■ Request:
Where does the string "text" appear in the records? Copy every line that contains it.

[Data items]

§

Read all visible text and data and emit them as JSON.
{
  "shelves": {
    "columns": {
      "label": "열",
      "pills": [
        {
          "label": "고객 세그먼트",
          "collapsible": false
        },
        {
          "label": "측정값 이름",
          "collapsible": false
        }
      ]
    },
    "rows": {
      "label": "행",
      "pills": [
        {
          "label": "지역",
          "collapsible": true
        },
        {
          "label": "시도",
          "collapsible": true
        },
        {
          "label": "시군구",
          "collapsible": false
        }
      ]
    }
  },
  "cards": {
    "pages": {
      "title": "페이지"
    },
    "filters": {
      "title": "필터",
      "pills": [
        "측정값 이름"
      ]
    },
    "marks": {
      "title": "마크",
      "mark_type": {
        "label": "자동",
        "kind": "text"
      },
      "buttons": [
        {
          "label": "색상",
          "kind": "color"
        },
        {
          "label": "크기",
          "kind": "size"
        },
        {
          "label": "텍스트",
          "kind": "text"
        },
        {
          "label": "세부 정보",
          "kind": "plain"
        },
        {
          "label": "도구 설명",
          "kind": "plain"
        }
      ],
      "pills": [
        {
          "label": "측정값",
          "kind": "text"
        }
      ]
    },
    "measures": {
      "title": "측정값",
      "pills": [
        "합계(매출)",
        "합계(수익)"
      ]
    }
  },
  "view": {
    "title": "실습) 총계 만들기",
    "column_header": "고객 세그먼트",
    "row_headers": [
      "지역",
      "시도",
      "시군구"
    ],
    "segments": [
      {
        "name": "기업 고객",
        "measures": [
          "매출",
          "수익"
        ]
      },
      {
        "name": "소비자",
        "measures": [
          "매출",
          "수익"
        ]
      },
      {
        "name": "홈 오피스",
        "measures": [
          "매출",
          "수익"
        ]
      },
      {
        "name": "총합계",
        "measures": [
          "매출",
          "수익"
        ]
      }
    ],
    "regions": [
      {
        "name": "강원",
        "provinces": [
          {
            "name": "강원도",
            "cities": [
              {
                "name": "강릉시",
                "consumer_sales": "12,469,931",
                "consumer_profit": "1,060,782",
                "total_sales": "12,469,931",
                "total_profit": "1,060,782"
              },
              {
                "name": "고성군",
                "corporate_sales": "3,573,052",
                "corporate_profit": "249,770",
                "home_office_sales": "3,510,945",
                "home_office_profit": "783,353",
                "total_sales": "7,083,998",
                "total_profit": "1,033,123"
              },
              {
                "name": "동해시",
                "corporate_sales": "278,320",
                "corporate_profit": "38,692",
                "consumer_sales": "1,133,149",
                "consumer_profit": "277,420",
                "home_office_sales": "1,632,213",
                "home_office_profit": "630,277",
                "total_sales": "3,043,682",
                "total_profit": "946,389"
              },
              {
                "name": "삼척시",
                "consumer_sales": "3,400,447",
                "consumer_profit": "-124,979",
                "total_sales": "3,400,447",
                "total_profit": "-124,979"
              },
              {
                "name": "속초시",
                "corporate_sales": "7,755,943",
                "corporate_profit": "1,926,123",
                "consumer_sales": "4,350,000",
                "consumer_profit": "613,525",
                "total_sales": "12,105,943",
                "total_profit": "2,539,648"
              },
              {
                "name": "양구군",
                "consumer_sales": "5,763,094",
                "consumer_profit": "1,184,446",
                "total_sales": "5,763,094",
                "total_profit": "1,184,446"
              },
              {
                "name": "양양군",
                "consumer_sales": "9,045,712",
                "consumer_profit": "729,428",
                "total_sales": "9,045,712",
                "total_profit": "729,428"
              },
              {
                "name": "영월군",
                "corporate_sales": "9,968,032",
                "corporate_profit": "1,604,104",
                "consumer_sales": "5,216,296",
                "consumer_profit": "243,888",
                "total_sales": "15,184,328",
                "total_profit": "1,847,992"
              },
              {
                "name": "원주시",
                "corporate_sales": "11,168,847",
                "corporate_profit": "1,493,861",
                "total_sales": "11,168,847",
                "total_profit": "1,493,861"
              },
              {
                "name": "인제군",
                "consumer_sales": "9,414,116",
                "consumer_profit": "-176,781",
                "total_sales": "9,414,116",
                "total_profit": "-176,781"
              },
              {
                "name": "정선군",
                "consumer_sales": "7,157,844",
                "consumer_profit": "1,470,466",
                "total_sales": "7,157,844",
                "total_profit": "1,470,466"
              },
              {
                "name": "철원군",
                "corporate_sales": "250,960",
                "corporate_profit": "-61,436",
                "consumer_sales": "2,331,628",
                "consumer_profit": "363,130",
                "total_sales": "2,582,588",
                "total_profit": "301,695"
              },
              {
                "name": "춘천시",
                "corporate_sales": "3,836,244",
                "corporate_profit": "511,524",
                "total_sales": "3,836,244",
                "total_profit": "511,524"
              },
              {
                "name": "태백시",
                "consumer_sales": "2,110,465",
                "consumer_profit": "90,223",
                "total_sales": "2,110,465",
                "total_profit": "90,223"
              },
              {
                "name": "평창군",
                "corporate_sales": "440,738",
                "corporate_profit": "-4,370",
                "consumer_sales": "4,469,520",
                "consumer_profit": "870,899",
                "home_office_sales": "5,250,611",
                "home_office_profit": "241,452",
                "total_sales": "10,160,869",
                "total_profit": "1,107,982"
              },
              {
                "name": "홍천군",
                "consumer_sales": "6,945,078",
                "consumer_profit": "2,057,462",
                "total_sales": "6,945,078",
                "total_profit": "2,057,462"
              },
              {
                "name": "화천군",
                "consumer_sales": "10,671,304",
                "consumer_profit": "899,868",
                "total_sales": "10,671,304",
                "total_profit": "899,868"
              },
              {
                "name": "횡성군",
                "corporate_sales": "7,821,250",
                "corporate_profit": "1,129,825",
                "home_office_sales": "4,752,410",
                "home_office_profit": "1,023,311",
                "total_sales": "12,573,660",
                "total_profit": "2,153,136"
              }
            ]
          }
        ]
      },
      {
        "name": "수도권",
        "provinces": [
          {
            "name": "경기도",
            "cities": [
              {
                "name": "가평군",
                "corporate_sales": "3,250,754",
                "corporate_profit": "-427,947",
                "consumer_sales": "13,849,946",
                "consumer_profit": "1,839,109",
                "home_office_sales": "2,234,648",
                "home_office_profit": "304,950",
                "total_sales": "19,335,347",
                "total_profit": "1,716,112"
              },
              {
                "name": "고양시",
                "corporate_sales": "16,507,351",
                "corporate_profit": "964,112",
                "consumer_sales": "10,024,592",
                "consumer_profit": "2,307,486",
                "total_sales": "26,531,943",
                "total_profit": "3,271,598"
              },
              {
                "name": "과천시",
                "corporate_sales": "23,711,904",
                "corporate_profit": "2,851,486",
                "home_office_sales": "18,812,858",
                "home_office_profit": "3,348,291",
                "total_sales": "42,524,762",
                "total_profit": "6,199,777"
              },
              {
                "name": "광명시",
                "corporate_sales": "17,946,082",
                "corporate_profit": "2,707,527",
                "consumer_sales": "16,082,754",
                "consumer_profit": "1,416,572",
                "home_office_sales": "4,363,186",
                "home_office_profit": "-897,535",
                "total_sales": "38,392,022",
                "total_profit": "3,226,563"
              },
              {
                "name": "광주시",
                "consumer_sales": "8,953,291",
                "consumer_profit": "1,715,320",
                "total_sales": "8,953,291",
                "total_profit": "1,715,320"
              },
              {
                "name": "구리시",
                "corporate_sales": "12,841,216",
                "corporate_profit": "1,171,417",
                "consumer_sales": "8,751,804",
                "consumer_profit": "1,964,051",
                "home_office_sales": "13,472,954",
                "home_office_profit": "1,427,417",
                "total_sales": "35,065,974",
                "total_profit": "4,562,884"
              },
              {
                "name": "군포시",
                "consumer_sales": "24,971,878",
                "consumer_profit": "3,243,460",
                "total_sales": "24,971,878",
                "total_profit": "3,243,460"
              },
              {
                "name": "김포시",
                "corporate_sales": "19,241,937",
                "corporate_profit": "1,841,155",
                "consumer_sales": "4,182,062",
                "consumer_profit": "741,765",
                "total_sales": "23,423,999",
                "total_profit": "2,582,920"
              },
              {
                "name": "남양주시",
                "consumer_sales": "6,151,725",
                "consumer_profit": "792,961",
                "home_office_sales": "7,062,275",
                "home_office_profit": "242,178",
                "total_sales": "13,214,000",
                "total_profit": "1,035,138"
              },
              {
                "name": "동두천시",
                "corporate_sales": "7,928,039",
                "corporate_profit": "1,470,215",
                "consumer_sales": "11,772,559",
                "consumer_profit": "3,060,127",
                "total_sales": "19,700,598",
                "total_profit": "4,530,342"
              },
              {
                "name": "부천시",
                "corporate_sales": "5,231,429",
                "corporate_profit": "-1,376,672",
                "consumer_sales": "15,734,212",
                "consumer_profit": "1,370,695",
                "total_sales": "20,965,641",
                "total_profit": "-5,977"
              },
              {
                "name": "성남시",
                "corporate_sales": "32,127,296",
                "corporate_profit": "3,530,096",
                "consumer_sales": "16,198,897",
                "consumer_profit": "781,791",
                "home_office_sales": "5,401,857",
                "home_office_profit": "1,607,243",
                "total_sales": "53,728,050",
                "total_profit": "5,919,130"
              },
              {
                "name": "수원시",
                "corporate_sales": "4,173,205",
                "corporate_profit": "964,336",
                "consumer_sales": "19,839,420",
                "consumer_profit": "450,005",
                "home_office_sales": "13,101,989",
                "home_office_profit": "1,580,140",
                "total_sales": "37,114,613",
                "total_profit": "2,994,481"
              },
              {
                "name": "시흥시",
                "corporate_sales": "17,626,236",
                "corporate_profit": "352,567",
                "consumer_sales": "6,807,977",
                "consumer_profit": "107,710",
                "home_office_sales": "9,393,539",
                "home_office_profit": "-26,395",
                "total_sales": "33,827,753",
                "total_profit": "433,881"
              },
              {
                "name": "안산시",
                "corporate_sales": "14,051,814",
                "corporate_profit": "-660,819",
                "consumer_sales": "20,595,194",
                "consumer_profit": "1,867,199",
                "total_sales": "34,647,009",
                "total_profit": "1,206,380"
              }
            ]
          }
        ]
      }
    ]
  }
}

§

■ The result:
Read all visible text and data and emit them as JSON.
        "kind": "text"
          "kind": "text"
          "kind": "text"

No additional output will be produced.